### DIRECTION
Copy the data below exactly.
• • •
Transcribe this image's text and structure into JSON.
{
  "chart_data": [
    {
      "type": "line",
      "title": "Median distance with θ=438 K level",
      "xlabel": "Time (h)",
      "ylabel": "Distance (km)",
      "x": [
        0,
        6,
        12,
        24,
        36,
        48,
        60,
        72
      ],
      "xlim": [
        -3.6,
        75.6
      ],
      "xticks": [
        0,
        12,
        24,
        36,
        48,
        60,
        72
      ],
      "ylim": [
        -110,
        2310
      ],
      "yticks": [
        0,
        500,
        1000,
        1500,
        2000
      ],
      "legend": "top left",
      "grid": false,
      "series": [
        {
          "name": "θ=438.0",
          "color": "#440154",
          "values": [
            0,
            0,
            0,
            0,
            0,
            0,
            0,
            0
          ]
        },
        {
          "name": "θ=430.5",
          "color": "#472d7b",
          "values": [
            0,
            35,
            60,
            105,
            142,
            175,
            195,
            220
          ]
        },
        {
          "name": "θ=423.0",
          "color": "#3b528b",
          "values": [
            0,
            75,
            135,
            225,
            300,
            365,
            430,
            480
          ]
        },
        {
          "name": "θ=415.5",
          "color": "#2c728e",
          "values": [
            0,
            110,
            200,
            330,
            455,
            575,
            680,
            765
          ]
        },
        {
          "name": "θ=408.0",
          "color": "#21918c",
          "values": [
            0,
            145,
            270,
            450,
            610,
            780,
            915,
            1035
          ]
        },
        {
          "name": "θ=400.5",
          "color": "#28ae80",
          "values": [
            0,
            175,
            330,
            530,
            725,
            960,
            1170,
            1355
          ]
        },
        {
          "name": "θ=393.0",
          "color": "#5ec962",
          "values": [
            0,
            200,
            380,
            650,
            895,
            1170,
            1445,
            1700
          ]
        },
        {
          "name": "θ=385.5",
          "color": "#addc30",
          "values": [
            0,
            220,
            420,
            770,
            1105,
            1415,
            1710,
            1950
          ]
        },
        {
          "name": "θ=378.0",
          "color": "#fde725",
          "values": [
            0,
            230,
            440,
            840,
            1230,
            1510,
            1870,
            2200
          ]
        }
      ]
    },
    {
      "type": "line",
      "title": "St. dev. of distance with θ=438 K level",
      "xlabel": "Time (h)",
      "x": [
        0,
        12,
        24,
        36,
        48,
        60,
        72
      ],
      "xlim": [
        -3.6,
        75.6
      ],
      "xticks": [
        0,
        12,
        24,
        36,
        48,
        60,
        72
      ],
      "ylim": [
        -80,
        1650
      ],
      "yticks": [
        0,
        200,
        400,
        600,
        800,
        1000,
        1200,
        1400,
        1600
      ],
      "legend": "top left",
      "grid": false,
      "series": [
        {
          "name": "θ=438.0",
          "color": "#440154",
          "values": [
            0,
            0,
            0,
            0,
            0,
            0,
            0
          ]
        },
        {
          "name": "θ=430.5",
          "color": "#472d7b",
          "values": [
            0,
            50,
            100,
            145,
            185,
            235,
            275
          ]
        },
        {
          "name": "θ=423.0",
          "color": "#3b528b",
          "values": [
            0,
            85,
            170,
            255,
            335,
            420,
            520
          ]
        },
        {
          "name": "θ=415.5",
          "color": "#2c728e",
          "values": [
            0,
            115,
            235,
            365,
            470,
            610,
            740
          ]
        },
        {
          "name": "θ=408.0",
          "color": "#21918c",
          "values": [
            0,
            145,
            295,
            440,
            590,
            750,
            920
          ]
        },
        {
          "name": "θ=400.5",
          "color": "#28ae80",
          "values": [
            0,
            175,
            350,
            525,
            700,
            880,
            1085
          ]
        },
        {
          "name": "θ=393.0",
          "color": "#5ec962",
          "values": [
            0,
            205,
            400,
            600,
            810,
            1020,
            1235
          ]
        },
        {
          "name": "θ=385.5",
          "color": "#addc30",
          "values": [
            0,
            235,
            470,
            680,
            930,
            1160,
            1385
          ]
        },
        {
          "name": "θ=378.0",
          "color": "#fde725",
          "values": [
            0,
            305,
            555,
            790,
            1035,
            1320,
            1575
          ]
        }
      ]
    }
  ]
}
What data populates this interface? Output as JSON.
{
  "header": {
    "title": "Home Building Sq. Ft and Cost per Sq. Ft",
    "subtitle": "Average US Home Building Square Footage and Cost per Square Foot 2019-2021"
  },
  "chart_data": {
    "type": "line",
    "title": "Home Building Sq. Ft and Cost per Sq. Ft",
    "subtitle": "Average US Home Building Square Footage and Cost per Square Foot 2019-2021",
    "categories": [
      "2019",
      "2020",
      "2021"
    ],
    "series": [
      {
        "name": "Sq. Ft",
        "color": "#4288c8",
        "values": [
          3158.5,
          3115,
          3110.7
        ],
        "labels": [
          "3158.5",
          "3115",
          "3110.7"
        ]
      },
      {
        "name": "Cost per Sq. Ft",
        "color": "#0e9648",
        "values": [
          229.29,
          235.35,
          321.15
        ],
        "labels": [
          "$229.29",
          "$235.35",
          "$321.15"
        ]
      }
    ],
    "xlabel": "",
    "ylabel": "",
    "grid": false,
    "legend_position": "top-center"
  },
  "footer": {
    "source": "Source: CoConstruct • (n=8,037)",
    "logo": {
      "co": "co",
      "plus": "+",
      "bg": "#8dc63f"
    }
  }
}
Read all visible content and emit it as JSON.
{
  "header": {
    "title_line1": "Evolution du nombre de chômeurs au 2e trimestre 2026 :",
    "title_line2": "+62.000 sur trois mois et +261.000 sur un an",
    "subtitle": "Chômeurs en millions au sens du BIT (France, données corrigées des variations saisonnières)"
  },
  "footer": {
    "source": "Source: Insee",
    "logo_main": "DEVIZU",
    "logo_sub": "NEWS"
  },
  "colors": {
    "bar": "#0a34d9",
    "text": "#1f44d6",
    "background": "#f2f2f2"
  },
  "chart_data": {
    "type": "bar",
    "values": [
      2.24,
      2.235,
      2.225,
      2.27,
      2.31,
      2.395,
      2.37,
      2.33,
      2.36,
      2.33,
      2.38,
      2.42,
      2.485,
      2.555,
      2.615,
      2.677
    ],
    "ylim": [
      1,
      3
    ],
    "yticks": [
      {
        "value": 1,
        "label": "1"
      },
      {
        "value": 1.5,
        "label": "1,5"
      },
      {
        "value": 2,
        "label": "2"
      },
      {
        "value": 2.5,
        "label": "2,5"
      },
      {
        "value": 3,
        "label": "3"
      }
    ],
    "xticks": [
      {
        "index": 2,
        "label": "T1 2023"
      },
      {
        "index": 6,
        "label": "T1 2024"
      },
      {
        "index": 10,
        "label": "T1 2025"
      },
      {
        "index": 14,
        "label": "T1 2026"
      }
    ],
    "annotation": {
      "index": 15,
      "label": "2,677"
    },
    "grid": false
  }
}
• • •
### OUTPUT BELOW
Transcribe this image's text and structure into JSON.
{
  "chart_data": [
    {
      "type": "line",
      "title": "Median distance with θ=438 K level",
      "xlabel": "Time (h)",
      "ylabel": "Distance (km)",
      "x": [
        0,
        6,
        12,
        24,
        36,
        48,
        60,
        72
      ],
      "xlim": [
        -3.6,
        75.6
      ],
      "xticks": [
        0,
        12,
        24,
        36,
        48,
        60,
        72
      ],
      "ylim": [
        -110,
        2310
      ],
      "yticks": [
        0,
        500,
        1000,
        1500,
        2000
      ],
      "legend": "top left",
      "grid": false,
      "series": [
        {
          "name": "θ=438.0",
          "color": "#440154",
          "values": [
            0,
            0,
            0,
            0,
            0,
            0,
            0,
            0
          ]
        },
        {
          "name": "θ=430.5",
          "color": "#472d7b",
          "values": [
            0,
            35,
            60,
            105,
            142,
            175,
            195,
            220
          ]
        },
        {
          "name": "θ=423.0",
          "color": "#3b528b",
          "values": [
            0,
            75,
            135,
            225,
            300,
            365,
            430,
            480
          ]
        },
        {
          "name": "θ=415.5",
          "color": "#2c728e",
          "values": [
            0,
            110,
            200,
            330,
            455,
            575,
            680,
            765
          ]
        },
        {
          "name": "θ=408.0",
          "color": "#21918c",
          "values": [
            0,
            145,
            270,
            450,
            610,
            780,
            915,
            1035
          ]
        },
        {
          "name": "θ=400.5",
          "color": "#28ae80",
          "values": [
            0,
            175,
            330,
            530,
            725,
            960,
            1170,
            1355
          ]
        },
        {
          "name": "θ=393.0",
          "color": "#5ec962",
          "values": [
            0,
            200,
            380,
            650,
            895,
            1170,
            1445,
            1700
          ]
        },
        {
          "name": "θ=385.5",
          "color": "#addc30",
          "values": [
            0,
            220,
            420,
            770,
            1105,
            1415,
            1710,
            1950
          ]
        },
        {
          "name": "θ=378.0",
          "color": "#fde725",
          "values": [
            0,
            230,
            440,
            840,
            1230,
            1510,
            1870,
            2200
          ]
        }
      ]
    },
    {
      "type": "line",
      "title": "St. dev. of distance with θ=438 K level",
      "xlabel": "Time (h)",
      "x": [
        0,
        12,
        24,
        36,
        48,
        60,
        72
      ],
      "xlim": [
        -3.6,
        75.6
      ],
      "xticks": [
        0,
        12,
        24,
        36,
        48,
        60,
        72
      ],
      "ylim": [
        -80,
        1650
      ],
      "yticks": [
        0,
        200,
        400,
        600,
        800,
        1000,
        1200,
        1400,
        1600
      ],
      "legend": "top left",
      "grid": false,
      "series": [
        {
          "name": "θ=438.0",
          "color": "#440154",
          "values": [
            0,
            0,
            0,
            0,
            0,
            0,
            0
          ]
        },
        {
          "name": "θ=430.5",
          "color": "#472d7b",
          "values": [
            0,
            50,
            100,
            145,
            185,
            235,
            275
          ]
        },
        {
          "name": "θ=423.0",
          "color": "#3b528b",
          "values": [
            0,
            85,
            170,
            255,
            335,
            420,
            520
          ]
        },
        {
          "name": "θ=415.5",
          "color": "#2c728e",
          "values": [
            0,
            115,
            235,
            365,
            470,
            610,
            740
          ]
        },
        {
          "name": "θ=408.0",
          "color": "#21918c",
          "values": [
            0,
            145,
            295,
            440,
            590,
            750,
            920
          ]
        },
        {
          "name": "θ=400.5",
          "color": "#28ae80",
          "values": [
            0,
            175,
            350,
            525,
            700,
            880,
            1085
          ]
        },
        {
          "name": "θ=393.0",
          "color": "#5ec962",
          "values": [
            0,
            205,
            400,
            600,
            810,
            1020,
            1235
          ]
        },
        {
          "name": "θ=385.5",
          "color": "#addc30",
          "values": [
            0,
            235,
            470,
            680,
            930,
            1160,
            1385
          ]
        },
        {
          "name": "θ=378.0",
          "color": "#fde725",
          "values": [
            0,
            305,
            555,
            790,
            1035,
            1320,
            1575
          ]
        }
      ]
    }
  ]
}
What data populates this interface? Output as JSON.
{
  "header": {
    "title": "Home Building Sq. Ft and Cost per Sq. Ft",
    "subtitle": "Average US Home Building Square Footage and Cost per Square Foot 2019-2021"
  },
  "chart_data": {
    "type": "line",
    "title": "Home Building Sq. Ft and Cost per Sq. Ft",
    "subtitle": "Average US Home Building Square Footage and Cost per Square Foot 2019-2021",
    "categories": [
      "2019",
      "2020",
      "2021"
    ],
    "series": [
      {
        "name": "Sq. Ft",
        "color": "#4288c8",
        "values": [
          3158.5,
          3115,
          3110.7
        ],
        "labels": [
          "3158.5",
          "3115",
          "3110.7"
        ]
      },
      {
        "name": "Cost per Sq. Ft",
        "color": "#0e9648",
        "values": [
          229.29,
          235.35,
          321.15
        ],
        "labels": [
          "$229.29",
          "$235.35",
          "$321.15"
        ]
      }
    ],
    "xlabel": "",
    "ylabel": "",
    "grid": false,
    "legend_position": "top-center"
  },
  "footer": {
    "source": "Source: CoConstruct • (n=8,037)",
    "logo": {
      "co": "co",
      "plus": "+",
      "bg": "#8dc63f"
    }
  }
}
Read all visible content and emit it as JSON.
{
  "header": {
    "title_line1": "Evolution du nombre de chômeurs au 2e trimestre 2026 :",
    "title_line2": "+62.000 sur trois mois et +261.000 sur un an",
    "subtitle": "Chômeurs en millions au sens du BIT (France, données corrigées des variations saisonnières)"
  },
  "footer": {
    "source": "Source: Insee",
    "logo_main": "DEVIZU",
    "logo_sub": "NEWS"
  },
  "colors": {
    "bar": "#0a34d9",
    "text": "#1f44d6",
    "background": "#f2f2f2"
  },
  "chart_data": {
    "type": "bar",
    "values": [
      2.24,
      2.235,
      2.225,
      2.27,
      2.31,
      2.395,
      2.37,
      2.33,
      2.36,
      2.33,
      2.38,
      2.42,
      2.485,
      2.555,
      2.615,
      2.677
    ],
    "ylim": [
      1,
      3
    ],
    "yticks": [
      {
        "value": 1,
        "label": "1"
      },
      {
        "value": 1.5,
        "label": "1,5"
      },
      {
        "value": 2,
        "label": "2"
      },
      {
        "value": 2.5,
        "label": "2,5"
      },
      {
        "value": 3,
        "label": "3"
      }
    ],
    "xticks": [
      {
        "index": 2,
        "label": "T1 2023"
      },
      {
        "index": 6,
        "label": "T1 2024"
      },
      {
        "index": 10,
        "label": "T1 2025"
      },
      {
        "index": 14,
        "label": "T1 2026"
      }
    ],
    "annotation": {
      "index": 15,
      "label": "2,677"
    },
    "grid": false
  }
}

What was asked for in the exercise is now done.